Short task:
Omit the pictures and return every entry exactly as written.

(Saved entries)
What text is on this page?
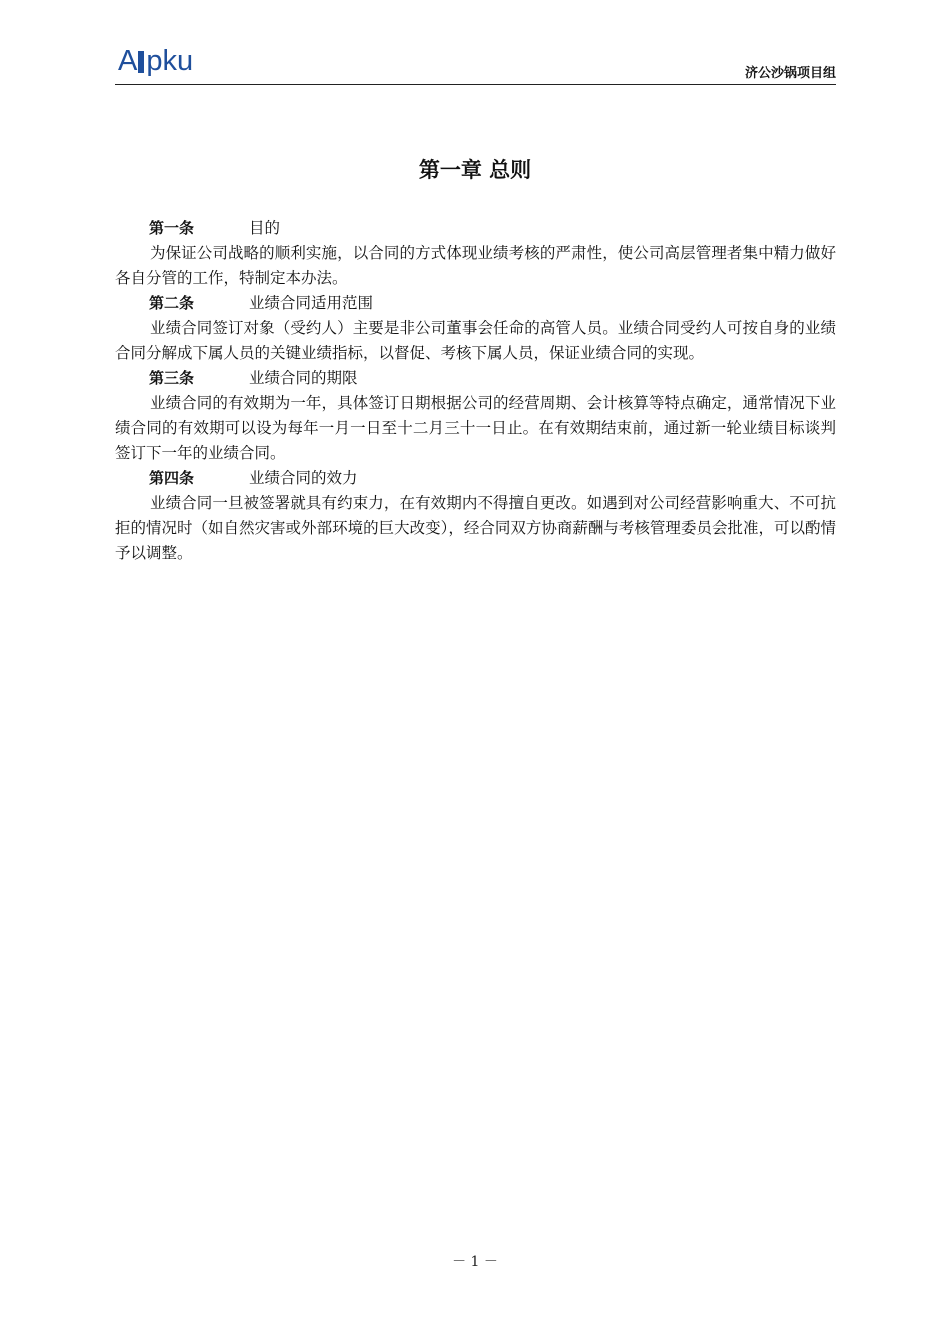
A pku	济公沙锅项目组
第一章 总则
第一条	目的

为保证公司战略的顺利实施，以合同的方式体现业绩考核的严肃性，使公司高层管理者集中精力做好各自分管的工作，特制定本办法。

第二条	业绩合同适用范围

业绩合同签订对象（受约人）主要是非公司董事会任命的高管人员。业绩合同受约人可按自身的业绩合同分解成下属人员的关键业绩指标，以督促、考核下属人员，保证业绩合同的实现。

第三条	业绩合同的期限

业绩合同的有效期为一年，具体签订日期根据公司的经营周期、会计核算等特点确定，通常情况下业绩合同的有效期可以设为每年一月一日至十二月三十一日止。在有效期结束前，通过新一轮业绩目标谈判签订下一年的业绩合同。

第四条	业绩合同的效力

业绩合同一旦被签署就具有约束力，在有效期内不得擅自更改。如遇到对公司经营影响重大、不可抗拒的情况时（如自然灾害或外部环境的巨大改变），经合同双方协商薪酬与考核管理委员会批准，可以酌情予以调整。

－ 1 －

Written answer:
What text is on this page?
A pku	济公沙锅项目组
第一章 总则
第一条	目的

为保证公司战略的顺利实施，以合同的方式体现业绩考核的严肃性，使公司高层管理者集中精力做好各自分管的工作，特制定本办法。

第二条	业绩合同适用范围

业绩合同签订对象（受约人）主要是非公司董事会任命的高管人员。业绩合同受约人可按自身的业绩合同分解成下属人员的关键业绩指标，以督促、考核下属人员，保证业绩合同的实现。

第三条	业绩合同的期限

业绩合同的有效期为一年，具体签订日期根据公司的经营周期、会计核算等特点确定，通常情况下业绩合同的有效期可以设为每年一月一日至十二月三十一日止。在有效期结束前，通过新一轮业绩目标谈判签订下一年的业绩合同。

第四条	业绩合同的效力

业绩合同一旦被签署就具有约束力，在有效期内不得擅自更改。如遇到对公司经营影响重大、不可抗拒的情况时（如自然灾害或外部环境的巨大改变），经合同双方协商薪酬与考核管理委员会批准，可以酌情予以调整。

－ 1 －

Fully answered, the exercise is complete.